> Exercise brief: In the entries that follow, how many lines hold the string "Sagn"? Give only that number.

Dataset items
----

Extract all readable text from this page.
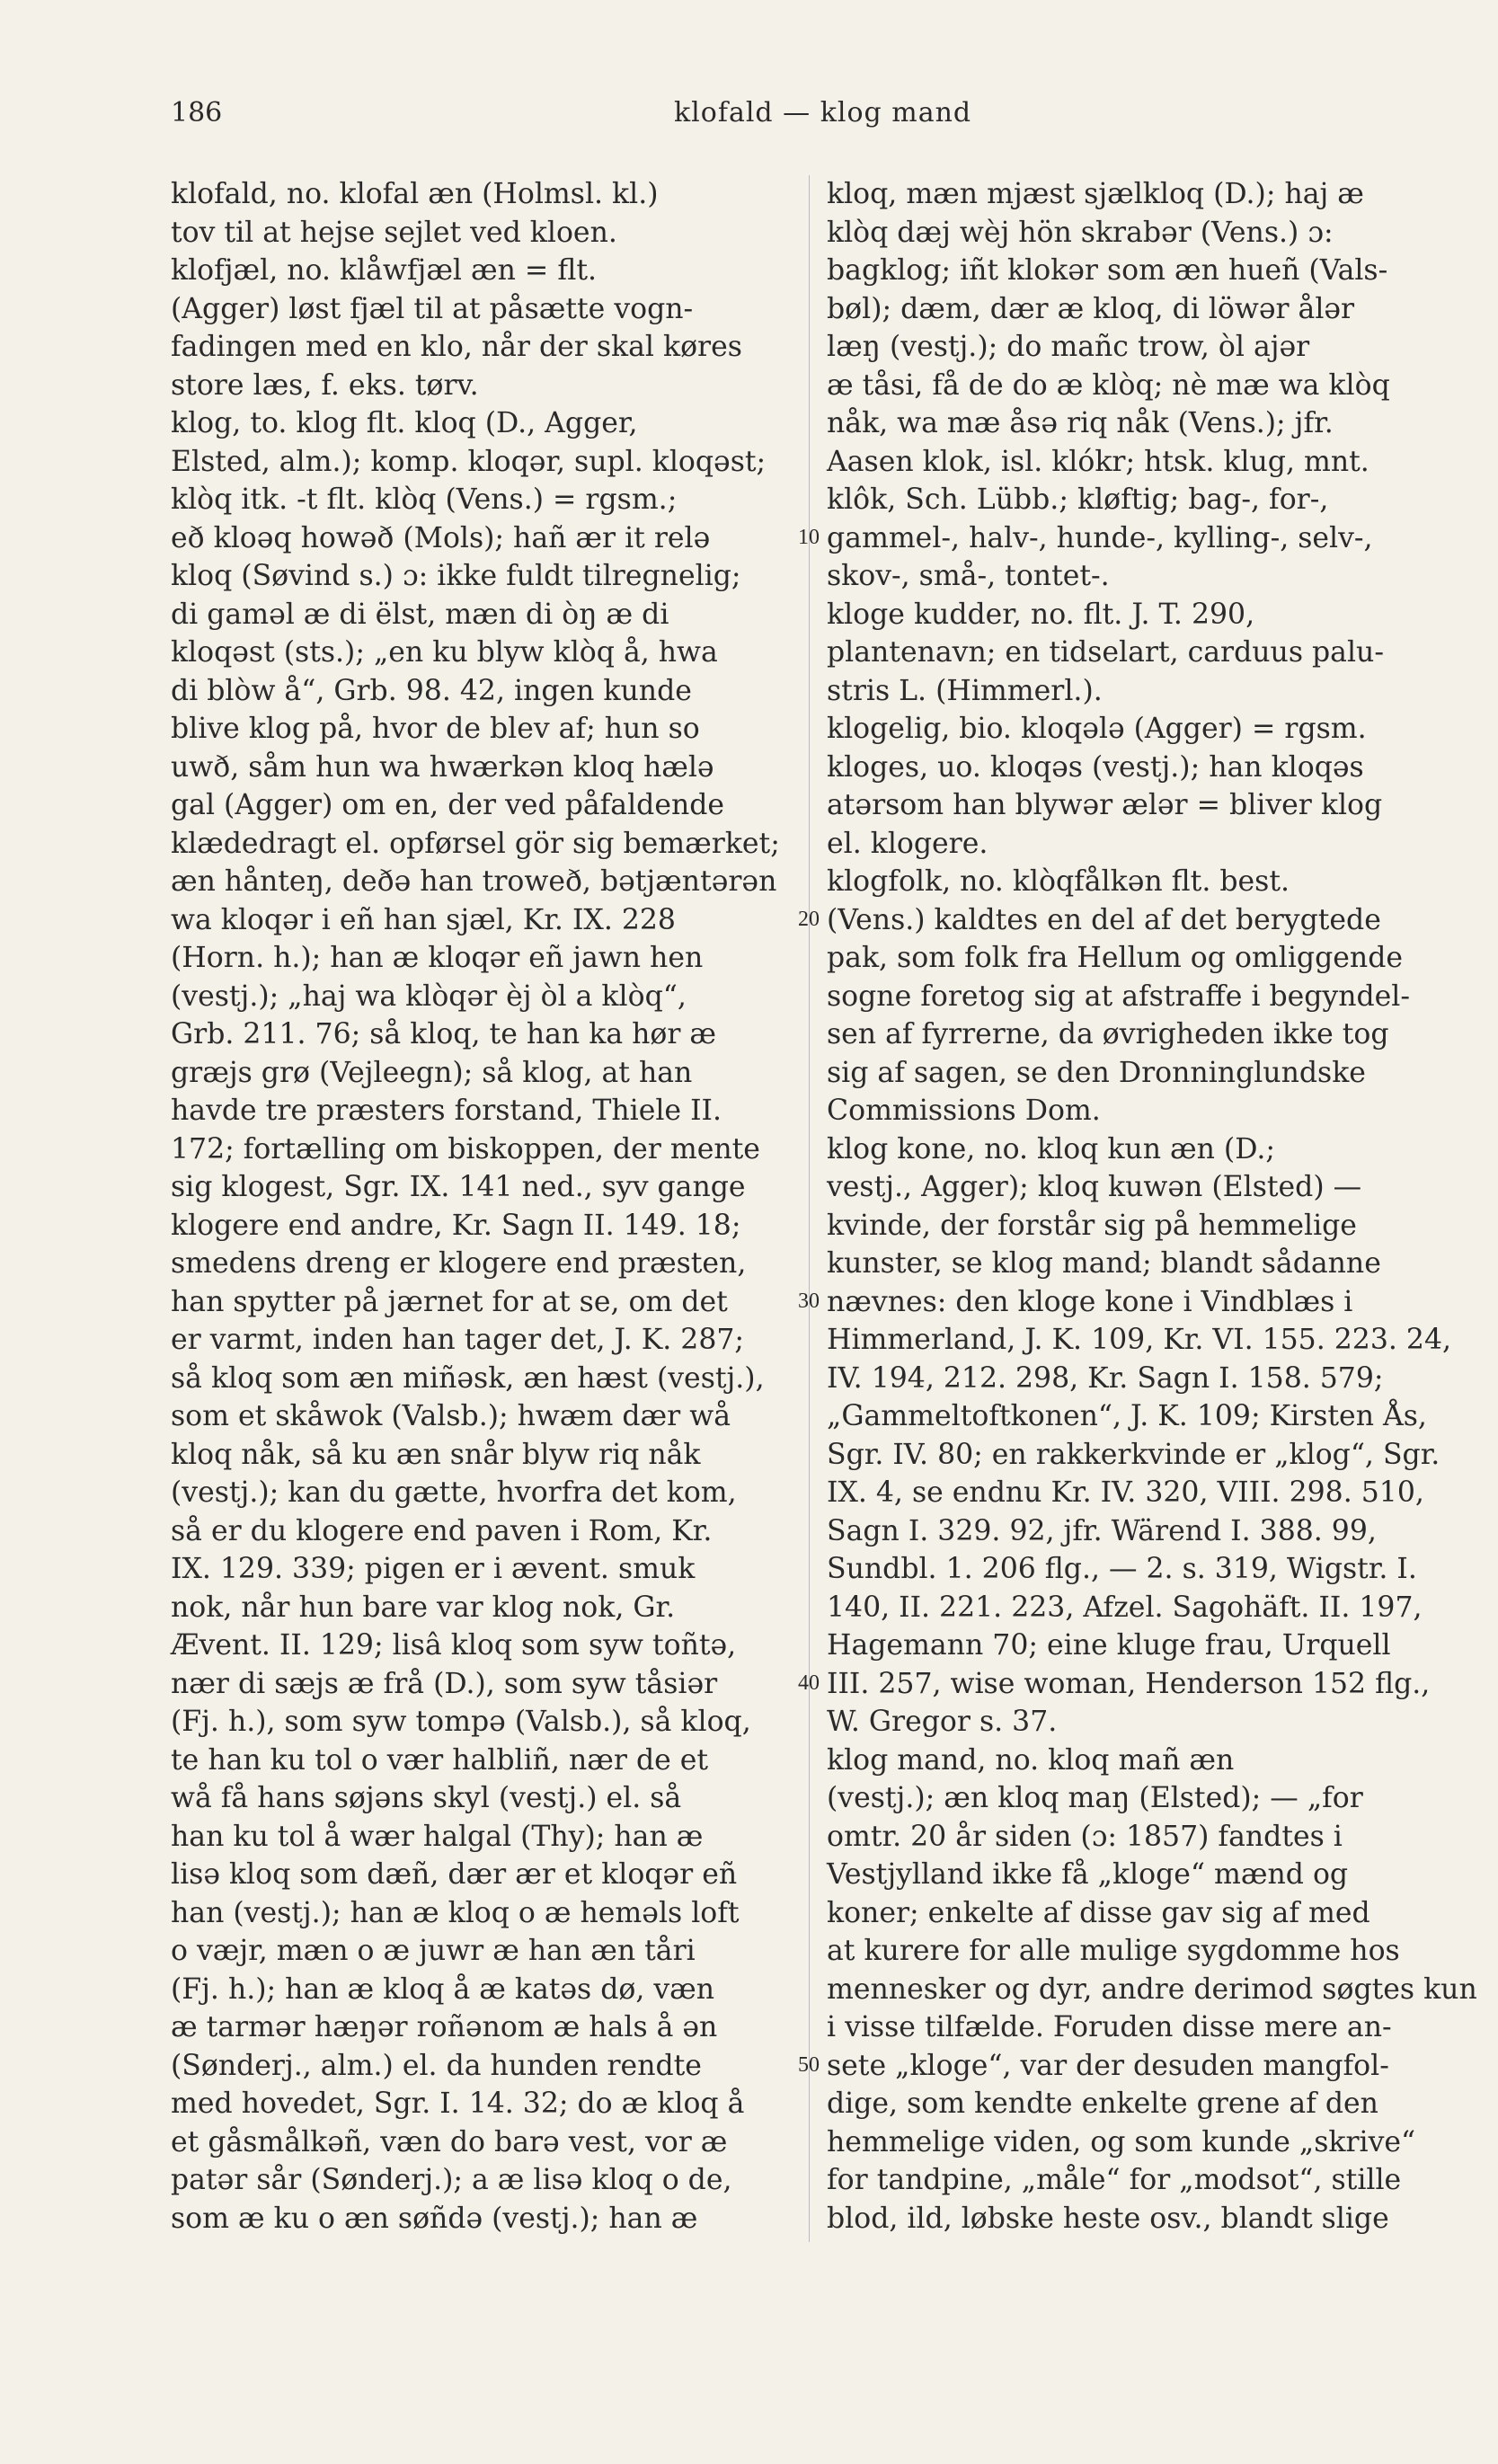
186	klofald — klog mand
klofald, no. klofal æn (Holmsl. kl.)
tov til at hejse sejlet ved kloen.
klofjæl, no. klåwfjæl æn = flt.
(Agger) løst fjæl til at påsætte vogn-
fadingen med en klo, når der skal køres
store læs, f. eks. tørv.
klog, to. klog flt. kloq (D., Agger,
Elsted, alm.); komp. kloqər, supl. kloqəst;
klòq itk. -t flt. klòq (Vens.) = rgsm.;
eð kloəq howəð (Mols); hañ ær it relə
kloq (Søvind s.) ɔ: ikke fuldt tilregnelig;
di gaməl æ di ëlst, mæn di òŋ æ di
kloqəst (sts.); „en ku blyw klòq å, hwa
di blòw å“, Grb. 98. 42, ingen kunde
blive klog på, hvor de blev af; hun so
uwð, såm hun wa hwærkən kloq hælə
gal (Agger) om en, der ved påfaldende
klædedragt el. opførsel gör sig bemærket;
æn hånteŋ, deðə han troweð, bətjæntərən
wa kloqər i eñ han sjæl, Kr. IX. 228
(Horn. h.); han æ kloqər eñ jawn hen
(vestj.); „haj wa klòqər èj òl a klòq“,
Grb. 211. 76; så kloq, te han ka hør æ
græjs grø (Vejleegn); så klog, at han
havde tre præsters forstand, Thiele II.
172; fortælling om biskoppen, der mente
sig klogest, Sgr. IX. 141 ned., syv gange
klogere end andre, Kr. Sagn II. 149. 18;
smedens dreng er klogere end præsten,
han spytter på jærnet for at se, om det
er varmt, inden han tager det, J. K. 287;
så kloq som æn miñəsk, æn hæst (vestj.),
som et skåwok (Valsb.); hwæm dær wå
kloq nåk, så ku æn snår blyw riq nåk
(vestj.); kan du gætte, hvorfra det kom,
så er du klogere end paven i Rom, Kr.
IX. 129. 339; pigen er i ævent. smuk
nok, når hun bare var klog nok, Gr.
Ævent. II. 129; lisâ kloq som syw toñtə,
nær di sæjs æ frå (D.), som syw tåsiər
(Fj. h.), som syw tompə (Valsb.), så kloq,
te han ku tol o vær halbliñ, nær de et
wå få hans søjəns skyl (vestj.) el. så
han ku tol å wær halgal (Thy); han æ
lisə kloq som dæñ, dær ær et kloqər eñ
han (vestj.); han æ kloq o æ heməls loft
o væjr, mæn o æ juwr æ han æn tåri
(Fj. h.); han æ kloq å æ katəs dø, væn
æ tarmər hæŋər roñənom æ hals å ən
(Sønderj., alm.) el. da hunden rendte
med hovedet, Sgr. I. 14. 32; do æ kloq å
et gåsmålkəñ, væn do barə vest, vor æ
patər sår (Sønderj.); a æ lisə kloq o de,
som æ ku o æn søñdə (vestj.); han æ
kloq, mæn mjæst sjælkloq (D.); haj æ
klòq dæj wèj hön skrabər (Vens.) ɔ:
bagklog; iñt klokər som æn hueñ (Vals-
bøl); dæm, dær æ kloq, di löwər ålər
læŋ (vestj.); do mañc trow, òl ajər
æ tåsi, få de do æ klòq; nè mæ wa klòq
nåk, wa mæ åsə riq nåk (Vens.); jfr.
Aasen klok, isl. klókr; htsk. klug, mnt.
klôk, Sch. Lübb.; kløftig; bag-, for-,
gammel-, halv-, hunde-, kylling-, selv-,
skov-, små-, tontet-.
kloge kudder, no. flt. J. T. 290,
plantenavn; en tidselart, carduus palu-
stris L. (Himmerl.).
klogelig, bio. kloqələ (Agger) = rgsm.
kloges, uo. kloqəs (vestj.); han kloqəs
atərsom han blywər ælər = bliver klog
el. klogere.
klogfolk, no. klòqfålkən flt. best.
(Vens.) kaldtes en del af det berygtede
pak, som folk fra Hellum og omliggende
sogne foretog sig at afstraffe i begyndel-
sen af fyrrerne, da øvrigheden ikke tog
sig af sagen, se den Dronninglundske
Commissions Dom.
klog kone, no. kloq kun æn (D.;
vestj., Agger); kloq kuwən (Elsted) —
kvinde, der forstår sig på hemmelige
kunster, se klog mand; blandt sådanne
nævnes: den kloge kone i Vindblæs i
Himmerland, J. K. 109, Kr. VI. 155. 223. 24,
IV. 194, 212. 298, Kr. Sagn I. 158. 579;
„Gammeltoftkonen“, J. K. 109; Kirsten Ås,
Sgr. IV. 80; en rakkerkvinde er „klog“, Sgr.
IX. 4, se endnu Kr. IV. 320, VIII. 298. 510,
Sagn I. 329. 92, jfr. Wärend I. 388. 99,
Sundbl. 1. 206 flg., — 2. s. 319, Wigstr. I.
140, II. 221. 223, Afzel. Sagohäft. II. 197,
Hagemann 70; eine kluge frau, Urquell
III. 257, wise woman, Henderson 152 flg.,
W. Gregor s. 37.
klog mand, no. kloq mañ æn
(vestj.); æn kloq maŋ (Elsted); — „for
omtr. 20 år siden (ɔ: 1857) fandtes i
Vestjylland ikke få „kloge“ mænd og
koner; enkelte af disse gav sig af med
at kurere for alle mulige sygdomme hos
mennesker og dyr, andre derimod søgtes kun
i visse tilfælde. Foruden disse mere an-
sete „kloge“, var der desuden mangfol-
dige, som kendte enkelte grene af den
hemmelige viden, og som kunde „skrive“
for tandpine, „måle“ for „modsot“, stille
blod, ild, løbske heste osv., blandt slige
10
20
30
40
50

----

> Output of the exercise: 3